=== Исходный текст ===
Возможно, что, испытав подобные ощущения, Бронштейн мог вспомнить по знакомому ему по иудаистскому богословию представлению о «йеш» – высшей сути предмета, глубоко спрятанной за его внешними покровами, о мистических учениях каббалы, саббатианцев и франкистов, о рассказах хасидов относительно способности цадиков напрямую общаться с Богом и творить чудеса. Вероятно, он делился своими впечатлениями с сокамерниками – последователями различных религиозных сект. Они могли убеждать Бронштейна в том, что он общался с потусторонним миром. При этом одни из них могли говорить о Божественной природе этих видений, а другие – о сатанинской.

О том, что во время пребывания в тюрьме Бронштейна интересовали рассказы о потустороннем мире, свидетельствуют соответствующие страницы «Моей жизни». Троцкий писал, что в религиозных журналах он внимательно изучал «исследования о бесах или демонах, об их князьях, дьяволе и об их темном бесовском царстве». Правда, через три десятка лет он высмеивал эти «исследования», но мы не знаем, как их воспринимал тогда молодой человек, находившийся в заключении и в состоянии крайнего душевного смятения.

Можно предположить, что чтение христианской литературы, хотя и несколько одностороннее, отражало душевные метания Бронштейна. Не исключено, что он искренне хотел понять христианскую веру, которую до сих пор привык воспринимать как глубоко чуждую. При этом скорее всего Бронштейн приближался к христианству в сектантской форме. Поэтому его попытка изучать «Новый Завет» на разных языках, возможно, была связана с его планами вступить в одну из сект и принять участие в ее миссионерской деятельности за пределами России.

Необычным для революционера тех лет был и возникший у Бронштейна интерес к масонству, что он опять-таки объяснял чтением религиозных журналов из тюремной библиотеки. «Статьи о франкмасонстве в богословских журналах заинтересовали меня», – писал он. (Судя по словам Троцкого, эти статьи содержали резкую критику в отношении масонства и, наверное, их содержание было близко к таким известным работам, как, например, написанная после революции 1905 года книга А. Селянинова «Тайная сила масонства»)

=== Задание 1 ===
Перечислите все названия книг, которые приводятся во фрагменте о Бронштейне в тюрьме.
=== Задание 2 ===
Выведите ту часть фрагмента о Бронштейне в тюрьме, которая начинается со слов «Можно предположить, что» и заканчивается словами «за пределами России.».
=== Задание 3 ===
Продолжите фрагмент о Бронштейне в тюрьме, начав сразу после его последнего предложения.

=== Учебный материал ===
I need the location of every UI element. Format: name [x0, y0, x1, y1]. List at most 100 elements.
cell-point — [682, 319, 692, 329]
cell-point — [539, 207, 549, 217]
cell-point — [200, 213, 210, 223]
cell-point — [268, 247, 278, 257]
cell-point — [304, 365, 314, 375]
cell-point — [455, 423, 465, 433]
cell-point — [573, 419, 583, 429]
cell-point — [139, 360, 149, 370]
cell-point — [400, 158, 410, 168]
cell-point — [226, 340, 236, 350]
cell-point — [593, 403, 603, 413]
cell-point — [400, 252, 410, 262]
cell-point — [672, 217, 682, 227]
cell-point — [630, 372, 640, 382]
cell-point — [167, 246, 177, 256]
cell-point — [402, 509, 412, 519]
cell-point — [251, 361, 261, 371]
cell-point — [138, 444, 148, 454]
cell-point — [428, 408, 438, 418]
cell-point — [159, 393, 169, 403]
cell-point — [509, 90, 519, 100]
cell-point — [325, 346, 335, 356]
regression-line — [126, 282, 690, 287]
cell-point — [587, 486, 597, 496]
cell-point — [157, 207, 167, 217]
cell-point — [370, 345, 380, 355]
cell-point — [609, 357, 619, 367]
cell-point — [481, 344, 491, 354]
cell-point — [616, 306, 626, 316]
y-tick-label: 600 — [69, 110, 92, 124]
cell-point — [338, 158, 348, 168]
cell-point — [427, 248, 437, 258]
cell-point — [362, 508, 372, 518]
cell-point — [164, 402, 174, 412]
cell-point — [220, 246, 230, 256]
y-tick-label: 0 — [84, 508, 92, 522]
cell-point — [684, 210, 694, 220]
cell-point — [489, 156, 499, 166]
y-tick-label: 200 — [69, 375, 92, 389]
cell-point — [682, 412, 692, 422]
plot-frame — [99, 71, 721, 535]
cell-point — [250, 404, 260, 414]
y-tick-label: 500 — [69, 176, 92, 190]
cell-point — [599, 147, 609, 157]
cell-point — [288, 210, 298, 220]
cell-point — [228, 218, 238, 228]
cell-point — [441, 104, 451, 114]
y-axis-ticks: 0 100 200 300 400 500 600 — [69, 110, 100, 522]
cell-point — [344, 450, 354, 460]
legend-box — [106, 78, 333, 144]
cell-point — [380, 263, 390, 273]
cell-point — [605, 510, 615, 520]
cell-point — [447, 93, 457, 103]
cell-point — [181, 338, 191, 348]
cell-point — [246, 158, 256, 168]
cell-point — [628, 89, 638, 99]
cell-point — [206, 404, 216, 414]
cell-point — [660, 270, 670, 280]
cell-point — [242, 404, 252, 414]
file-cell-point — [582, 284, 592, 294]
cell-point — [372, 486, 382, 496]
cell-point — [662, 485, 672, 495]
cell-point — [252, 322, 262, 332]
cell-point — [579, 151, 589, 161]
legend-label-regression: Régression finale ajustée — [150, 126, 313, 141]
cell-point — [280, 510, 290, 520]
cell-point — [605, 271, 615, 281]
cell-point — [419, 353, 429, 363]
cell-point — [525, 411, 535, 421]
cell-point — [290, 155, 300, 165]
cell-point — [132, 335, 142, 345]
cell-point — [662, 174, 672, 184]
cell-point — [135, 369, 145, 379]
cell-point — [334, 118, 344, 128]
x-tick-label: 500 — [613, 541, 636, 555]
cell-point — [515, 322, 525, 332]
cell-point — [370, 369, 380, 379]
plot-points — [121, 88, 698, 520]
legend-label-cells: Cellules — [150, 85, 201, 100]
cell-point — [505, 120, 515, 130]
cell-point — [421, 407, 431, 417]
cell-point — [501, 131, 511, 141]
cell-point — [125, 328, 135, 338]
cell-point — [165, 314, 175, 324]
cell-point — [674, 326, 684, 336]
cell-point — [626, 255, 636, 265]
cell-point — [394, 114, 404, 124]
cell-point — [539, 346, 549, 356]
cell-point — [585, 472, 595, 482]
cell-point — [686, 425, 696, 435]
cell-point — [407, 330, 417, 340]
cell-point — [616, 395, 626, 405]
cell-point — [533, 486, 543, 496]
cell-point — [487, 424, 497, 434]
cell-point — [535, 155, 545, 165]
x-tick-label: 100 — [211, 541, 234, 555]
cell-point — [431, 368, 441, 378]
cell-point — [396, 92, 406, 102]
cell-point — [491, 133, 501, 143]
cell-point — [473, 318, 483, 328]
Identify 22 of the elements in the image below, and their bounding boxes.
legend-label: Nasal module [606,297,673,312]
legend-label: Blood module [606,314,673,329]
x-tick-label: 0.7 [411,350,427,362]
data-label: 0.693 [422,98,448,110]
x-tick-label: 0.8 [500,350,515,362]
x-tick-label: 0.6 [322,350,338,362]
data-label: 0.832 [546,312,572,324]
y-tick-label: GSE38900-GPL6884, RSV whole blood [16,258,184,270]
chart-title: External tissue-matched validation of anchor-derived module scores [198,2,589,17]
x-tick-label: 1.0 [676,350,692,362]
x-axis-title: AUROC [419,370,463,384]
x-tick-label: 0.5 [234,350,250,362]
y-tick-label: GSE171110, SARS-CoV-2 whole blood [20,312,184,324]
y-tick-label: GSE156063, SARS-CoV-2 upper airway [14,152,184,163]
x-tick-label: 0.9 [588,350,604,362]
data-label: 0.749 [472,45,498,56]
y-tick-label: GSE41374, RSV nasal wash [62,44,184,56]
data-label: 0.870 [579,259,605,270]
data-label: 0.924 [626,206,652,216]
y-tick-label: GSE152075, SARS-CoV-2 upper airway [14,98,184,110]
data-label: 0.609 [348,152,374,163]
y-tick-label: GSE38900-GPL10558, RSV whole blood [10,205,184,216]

=== Ответ на задание 1 ===
«Моя жизнь», «Новый Завет», «Тайная сила масонства».

=== Ответ на задание 2 ===
Можно предположить, что чтение христианской литературы, хотя и несколько одностороннее, отражало душевные метания Бронштейна. Не исключено, что он искренне хотел понять христианскую веру, которую до сих пор привык воспринимать как глубоко чуждую. При этом скорее всего Бронштейн приближался к христианству в сектантской форме. Поэтому его попытка изучать «Новый Завет» на разных языках, возможно, была связана с его планами вступить в одну из сект и принять участие в ее миссионерской деятельности за пределами России.

=== Ответ на задание 3 ===
Интерес Бронштейна к «вольным каменщикам» потребовал знакомства с более широкой литературой, и, по словам Троцкого, он «в течение нескольких месяцев усердно читал книги по масонству, которые мне доставлялись родными и друзьями из города». Чтением дело не ограничилось. Бронштейн стал подробно конспектировать прочитанную литературу. Он писал: «Я завел себе для франкмасонства тетрадь в тысячу нумерованных страниц и мелким бисером записывал в нее выдержки из многочисленных книг, чередуя их со своими собственными соображениями о франкмасонстве… Работа эта заняла в общем около года… К концу пребывания в одесской тюрьме толстая тетрадь, заверенная и скрепленная подписью старшего жандармского унтер-офицера Усова, стала настоящим кладезем исторической эрудиции и философской глубины».

Бронштейн не только занимался изучением масонства, но и постоянно делился со своими товарищами по заключению вновь обретенными знаниями и своими выводами. Он писал, что «обрабатывал отдельные главы, переписывал их в контрабандные тетради и посылал на просмотр друзьям в другие камеры».

Исследование, посвященное масонству, стало первой крупной самостоятельной работой Бронштейна, но она никогда не была опубликована, так как была утеряна во время его пребывания в эмиграции. В своих воспоминаниях он сокрушался по поводу этой потери, возможно считая ее годной для публикации.